The records:

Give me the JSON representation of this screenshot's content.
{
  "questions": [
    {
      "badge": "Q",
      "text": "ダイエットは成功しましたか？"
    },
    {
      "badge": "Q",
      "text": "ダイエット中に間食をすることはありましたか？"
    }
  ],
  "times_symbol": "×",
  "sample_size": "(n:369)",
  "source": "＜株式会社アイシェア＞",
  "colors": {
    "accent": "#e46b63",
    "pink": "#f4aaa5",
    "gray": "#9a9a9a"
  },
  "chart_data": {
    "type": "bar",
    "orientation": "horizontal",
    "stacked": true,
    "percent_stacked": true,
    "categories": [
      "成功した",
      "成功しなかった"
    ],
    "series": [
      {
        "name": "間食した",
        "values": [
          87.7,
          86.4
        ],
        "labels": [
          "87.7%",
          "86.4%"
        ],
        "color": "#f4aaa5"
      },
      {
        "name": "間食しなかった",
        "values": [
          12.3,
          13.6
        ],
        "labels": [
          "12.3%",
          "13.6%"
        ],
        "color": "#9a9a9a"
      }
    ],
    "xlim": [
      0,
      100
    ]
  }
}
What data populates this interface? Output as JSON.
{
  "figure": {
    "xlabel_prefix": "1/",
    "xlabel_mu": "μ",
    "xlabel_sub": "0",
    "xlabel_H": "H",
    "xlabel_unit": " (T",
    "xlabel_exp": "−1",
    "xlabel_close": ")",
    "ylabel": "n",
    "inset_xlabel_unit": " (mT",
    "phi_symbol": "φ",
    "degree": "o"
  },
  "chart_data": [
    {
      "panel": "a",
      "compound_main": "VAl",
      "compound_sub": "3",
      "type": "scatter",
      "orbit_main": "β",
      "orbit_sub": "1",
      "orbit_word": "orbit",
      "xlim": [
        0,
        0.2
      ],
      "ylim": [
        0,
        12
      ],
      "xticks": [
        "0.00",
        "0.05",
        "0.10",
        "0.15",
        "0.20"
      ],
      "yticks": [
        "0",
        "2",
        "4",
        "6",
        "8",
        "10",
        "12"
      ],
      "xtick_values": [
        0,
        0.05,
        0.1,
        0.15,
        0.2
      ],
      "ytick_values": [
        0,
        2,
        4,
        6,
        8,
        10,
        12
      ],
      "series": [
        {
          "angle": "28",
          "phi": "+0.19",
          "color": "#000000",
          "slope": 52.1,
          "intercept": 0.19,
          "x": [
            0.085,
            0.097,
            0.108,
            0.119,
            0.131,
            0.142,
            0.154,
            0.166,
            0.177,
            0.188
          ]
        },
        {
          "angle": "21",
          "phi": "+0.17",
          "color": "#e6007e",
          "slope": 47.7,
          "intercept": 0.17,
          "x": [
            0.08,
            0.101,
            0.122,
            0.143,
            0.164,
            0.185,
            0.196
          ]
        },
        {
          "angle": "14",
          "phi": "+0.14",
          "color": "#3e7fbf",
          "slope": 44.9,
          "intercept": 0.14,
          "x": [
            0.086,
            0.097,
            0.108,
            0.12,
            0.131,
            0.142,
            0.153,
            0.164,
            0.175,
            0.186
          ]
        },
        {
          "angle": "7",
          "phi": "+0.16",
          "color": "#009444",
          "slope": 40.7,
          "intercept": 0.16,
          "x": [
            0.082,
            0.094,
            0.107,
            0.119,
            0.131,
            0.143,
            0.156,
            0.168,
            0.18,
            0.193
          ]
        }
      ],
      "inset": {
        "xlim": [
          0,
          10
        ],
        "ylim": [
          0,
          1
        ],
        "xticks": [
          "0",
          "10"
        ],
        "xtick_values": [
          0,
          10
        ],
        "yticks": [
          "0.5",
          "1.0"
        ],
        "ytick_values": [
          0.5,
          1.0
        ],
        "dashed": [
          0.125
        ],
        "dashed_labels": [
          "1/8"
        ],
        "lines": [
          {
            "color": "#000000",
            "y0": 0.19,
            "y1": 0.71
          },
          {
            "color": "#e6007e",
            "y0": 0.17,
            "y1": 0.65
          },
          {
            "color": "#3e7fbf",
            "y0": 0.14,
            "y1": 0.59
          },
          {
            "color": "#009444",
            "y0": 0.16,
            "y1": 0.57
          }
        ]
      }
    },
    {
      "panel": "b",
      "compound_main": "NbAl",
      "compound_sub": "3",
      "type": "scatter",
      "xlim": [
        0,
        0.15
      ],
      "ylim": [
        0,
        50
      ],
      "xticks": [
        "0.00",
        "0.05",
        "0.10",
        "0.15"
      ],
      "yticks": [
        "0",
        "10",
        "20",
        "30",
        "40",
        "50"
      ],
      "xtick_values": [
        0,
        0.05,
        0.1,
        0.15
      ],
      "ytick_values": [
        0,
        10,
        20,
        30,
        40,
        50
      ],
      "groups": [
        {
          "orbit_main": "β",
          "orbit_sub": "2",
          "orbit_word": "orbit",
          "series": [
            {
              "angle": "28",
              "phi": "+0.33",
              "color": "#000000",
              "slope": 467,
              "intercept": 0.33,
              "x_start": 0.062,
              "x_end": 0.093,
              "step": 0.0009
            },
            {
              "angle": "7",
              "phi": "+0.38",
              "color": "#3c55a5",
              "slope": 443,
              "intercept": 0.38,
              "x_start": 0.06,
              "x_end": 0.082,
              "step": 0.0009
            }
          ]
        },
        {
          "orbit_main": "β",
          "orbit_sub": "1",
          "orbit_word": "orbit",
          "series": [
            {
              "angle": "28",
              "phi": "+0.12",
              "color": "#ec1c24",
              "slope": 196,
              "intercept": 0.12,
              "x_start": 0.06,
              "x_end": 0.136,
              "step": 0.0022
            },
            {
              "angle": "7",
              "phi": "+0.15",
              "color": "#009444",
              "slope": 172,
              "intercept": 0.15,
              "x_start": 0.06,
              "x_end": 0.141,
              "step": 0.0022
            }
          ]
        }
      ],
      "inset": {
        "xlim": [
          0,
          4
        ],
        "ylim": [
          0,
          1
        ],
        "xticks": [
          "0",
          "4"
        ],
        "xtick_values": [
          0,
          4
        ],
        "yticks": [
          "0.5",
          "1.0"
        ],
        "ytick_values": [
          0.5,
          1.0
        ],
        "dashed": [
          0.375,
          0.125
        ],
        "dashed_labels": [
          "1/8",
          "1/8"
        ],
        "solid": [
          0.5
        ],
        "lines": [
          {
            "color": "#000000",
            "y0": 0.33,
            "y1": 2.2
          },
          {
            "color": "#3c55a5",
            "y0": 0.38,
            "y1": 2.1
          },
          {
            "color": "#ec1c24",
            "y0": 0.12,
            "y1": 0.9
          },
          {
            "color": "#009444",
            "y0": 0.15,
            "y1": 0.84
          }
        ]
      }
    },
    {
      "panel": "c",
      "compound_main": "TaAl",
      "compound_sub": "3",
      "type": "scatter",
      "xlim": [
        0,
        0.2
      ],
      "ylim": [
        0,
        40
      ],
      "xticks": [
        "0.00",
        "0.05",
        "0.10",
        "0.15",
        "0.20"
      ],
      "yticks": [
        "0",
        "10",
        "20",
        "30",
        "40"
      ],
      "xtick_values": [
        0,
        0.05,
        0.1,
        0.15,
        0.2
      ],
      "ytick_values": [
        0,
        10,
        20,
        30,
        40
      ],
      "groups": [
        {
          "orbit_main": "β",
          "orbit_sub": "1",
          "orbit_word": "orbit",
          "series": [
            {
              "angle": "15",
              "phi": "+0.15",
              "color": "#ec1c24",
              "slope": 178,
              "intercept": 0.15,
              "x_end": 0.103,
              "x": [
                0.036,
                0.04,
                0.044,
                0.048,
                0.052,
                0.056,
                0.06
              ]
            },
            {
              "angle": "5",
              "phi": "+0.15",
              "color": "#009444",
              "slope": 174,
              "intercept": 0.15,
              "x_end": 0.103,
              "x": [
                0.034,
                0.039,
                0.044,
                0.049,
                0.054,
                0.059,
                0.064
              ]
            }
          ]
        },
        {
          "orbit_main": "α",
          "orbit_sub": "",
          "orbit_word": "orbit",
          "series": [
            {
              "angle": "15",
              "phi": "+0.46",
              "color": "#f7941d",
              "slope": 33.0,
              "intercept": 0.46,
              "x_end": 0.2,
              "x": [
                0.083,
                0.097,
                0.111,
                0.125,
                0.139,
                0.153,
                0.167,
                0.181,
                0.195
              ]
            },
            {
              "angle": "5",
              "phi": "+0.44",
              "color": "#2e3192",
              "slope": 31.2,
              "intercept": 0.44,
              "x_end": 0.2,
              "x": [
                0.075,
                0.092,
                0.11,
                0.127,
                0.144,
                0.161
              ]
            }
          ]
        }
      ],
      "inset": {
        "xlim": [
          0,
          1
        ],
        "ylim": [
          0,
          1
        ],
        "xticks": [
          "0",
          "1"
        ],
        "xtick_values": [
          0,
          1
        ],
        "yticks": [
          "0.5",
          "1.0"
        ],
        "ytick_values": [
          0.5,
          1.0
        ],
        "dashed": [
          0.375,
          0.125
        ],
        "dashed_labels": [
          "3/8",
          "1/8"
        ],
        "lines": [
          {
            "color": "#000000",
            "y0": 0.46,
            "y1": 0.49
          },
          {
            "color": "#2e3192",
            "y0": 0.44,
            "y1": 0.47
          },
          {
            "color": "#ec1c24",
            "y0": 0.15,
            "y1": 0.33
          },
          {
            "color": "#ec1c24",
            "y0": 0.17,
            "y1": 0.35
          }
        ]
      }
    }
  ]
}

To be done: Search the records for the word "JSON", then list every line that has it.

Exercise response:
Give me the JSON representation of this screenshot's content.
What data populates this interface? Output as JSON.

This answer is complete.